Page text entries:
*** Begin section ***

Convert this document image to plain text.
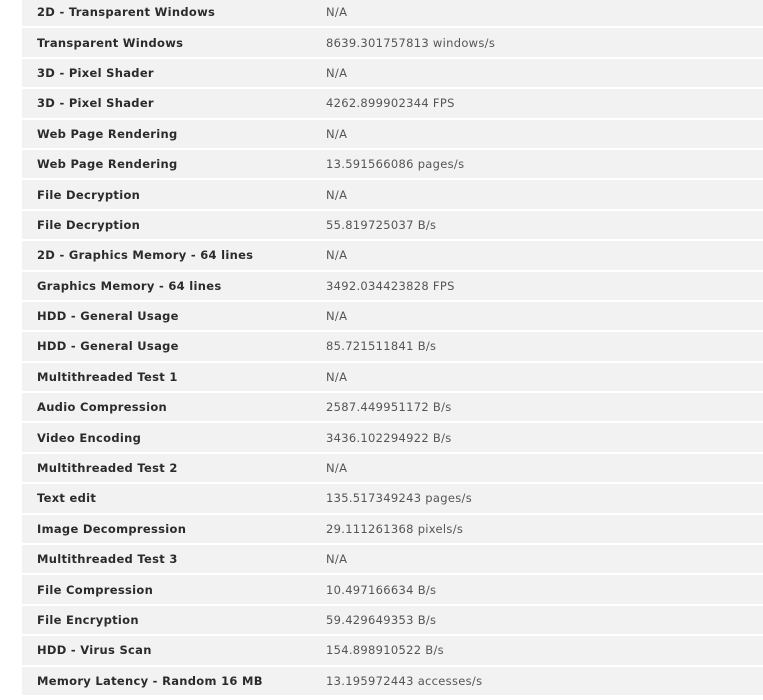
2D - Transparent Windows	N/A
Transparent Windows	8639.301757813 windows/s
3D - Pixel Shader	N/A
3D - Pixel Shader	4262.899902344 FPS
Web Page Rendering	N/A
Web Page Rendering	13.591566086 pages/s
File Decryption	N/A
File Decryption	55.819725037 B/s
2D - Graphics Memory - 64 lines	N/A
Graphics Memory - 64 lines	3492.034423828 FPS
HDD - General Usage	N/A
HDD - General Usage	85.721511841 B/s
Multithreaded Test 1	N/A
Audio Compression	2587.449951172 B/s
Video Encoding	3436.102294922 B/s
Multithreaded Test 2	N/A
Text edit	135.517349243 pages/s
Image Decompression	29.111261368 pixels/s
Multithreaded Test 3	N/A
File Compression	10.497166634 B/s
File Encryption	59.429649353 B/s
HDD - Virus Scan	154.898910522 B/s
Memory Latency - Random 16 MB	13.195972443 accesses/s
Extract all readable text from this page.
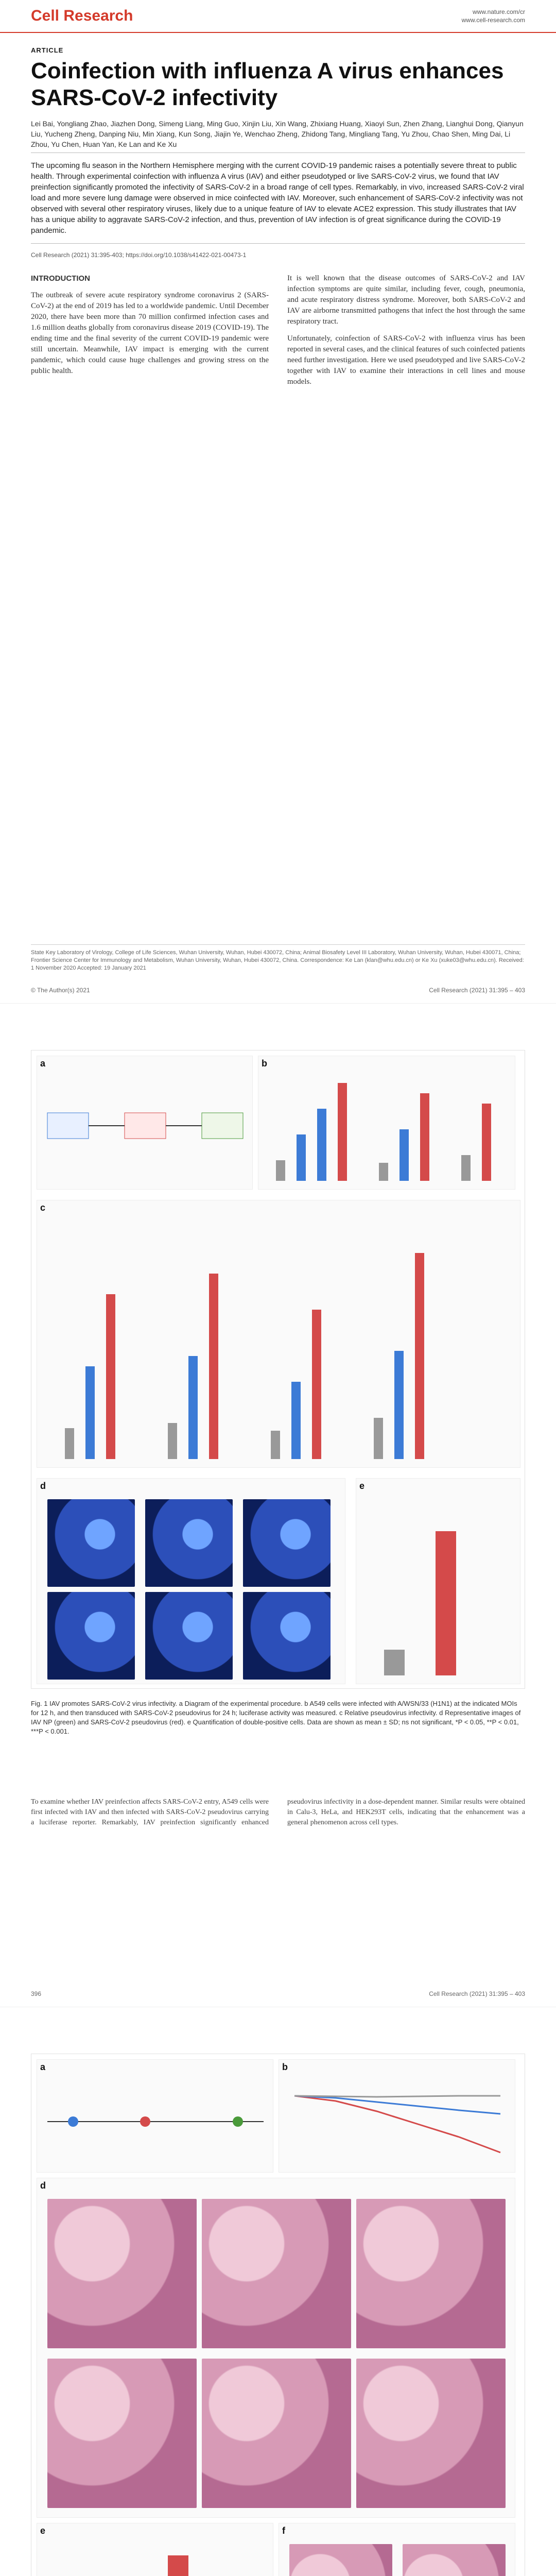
Cell Research	www.nature.com/cr
www.cell-research.com
ARTICLE
Coinfection with influenza A virus enhances SARS-CoV-2 infectivity
Lei Bai, Yongliang Zhao, Jiazhen Dong, Simeng Liang, Ming Guo, Xinjin Liu, Xin Wang, Zhixiang Huang, Xiaoyi Sun, Zhen Zhang, Lianghui Dong, Qianyun Liu, Yucheng Zheng, Danping Niu, Min Xiang, Kun Song, Jiajin Ye, Wenchao Zheng, Zhidong Tang, Mingliang Tang, Yu Zhou, Chao Shen, Ming Dai, Li Zhou, Yu Chen, Huan Yan, Ke Lan and Ke Xu
The upcoming flu season in the Northern Hemisphere merging with the current COVID-19 pandemic raises a potentially severe threat to public health. Through experimental coinfection with influenza A virus (IAV) and either pseudotyped or live SARS-CoV-2 virus, we found that IAV preinfection significantly promoted the infectivity of SARS-CoV-2 in a broad range of cell types. Remarkably, in vivo, increased SARS-CoV-2 viral load and more severe lung damage were observed in mice coinfected with IAV. Moreover, such enhancement of SARS-CoV-2 infectivity was not observed with several other respiratory viruses, likely due to a unique feature of IAV to elevate ACE2 expression. This study illustrates that IAV has a unique ability to aggravate SARS-CoV-2 infection, and thus, prevention of IAV infection is of great significance during the COVID-19 pandemic.
Cell Research (2021) 31:395-403; https://doi.org/10.1038/s41422-021-00473-1

INTRODUCTION

The outbreak of severe acute respiratory syndrome coronavirus 2 (SARS-CoV-2) at the end of 2019 has led to a worldwide pandemic. Until December 2020, there have been more than 70 million confirmed infection cases and 1.6 million deaths globally from coronavirus disease 2019 (COVID-19). The ending time and the final severity of the current COVID-19 pandemic were still uncertain. Meanwhile, IAV impact is emerging with the current pandemic, which could cause huge challenges and growing stress on the public health.

It is well known that the disease outcomes of SARS-CoV-2 and IAV infection symptoms are quite similar, including fever, cough, pneumonia, and acute respiratory distress syndrome. Moreover, both SARS-CoV-2 and IAV are airborne transmitted pathogens that infect the host through the same respiratory tract.

Unfortunately, coinfection of SARS-CoV-2 with influenza virus has been reported in several cases, and the clinical features of such coinfected patients need further investigation. Here we used pseudotyped and live SARS-CoV-2 together with IAV to examine their interactions in cell lines and mouse models.

State Key Laboratory of Virology, College of Life Sciences, Wuhan University, Wuhan, Hubei 430072, China; Animal Biosafety Level III Laboratory, Wuhan University, Wuhan, Hubei 430071, China; Frontier Science Center for Immunology and Metabolism, Wuhan University, Wuhan, Hubei 430072, China. Correspondence: Ke Lan (klan@whu.edu.cn) or Ke Xu (xuke03@whu.edu.cn). Received: 1 November 2020 Accepted: 19 January 2021
© The Author(s) 2021	Cell Research (2021) 31:395 – 403
a	b
c
d	e
Fig. 1 IAV promotes SARS-CoV-2 virus infectivity. a Diagram of the experimental procedure. b A549 cells were infected with A/WSN/33 (H1N1) at the indicated MOIs for 12 h, and then transduced with SARS-CoV-2 pseudovirus for 24 h; luciferase activity was measured. c Relative pseudovirus infectivity. d Representative images of IAV NP (green) and SARS-CoV-2 pseudovirus (red). e Quantification of double-positive cells. Data are shown as mean ± SD; ns not significant, *P < 0.05, **P < 0.01, ***P < 0.001.
To examine whether IAV preinfection affects SARS-CoV-2 entry, A549 cells were first infected with IAV and then infected with SARS-CoV-2 pseudovirus carrying a luciferase reporter. Remarkably, IAV preinfection significantly enhanced pseudovirus infectivity in a dose-dependent manner. Similar results were obtained in Calu-3, HeLa, and HEK293T cells, indicating that the enhancement was a general phenomenon across cell types.
396	Cell Research (2021) 31:395 – 403
a	b
d
e	f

*** End section ***

__Exercise brief__
Total the lines in the records above that contain the string "types". Write only that total.

__Solution to this task__
2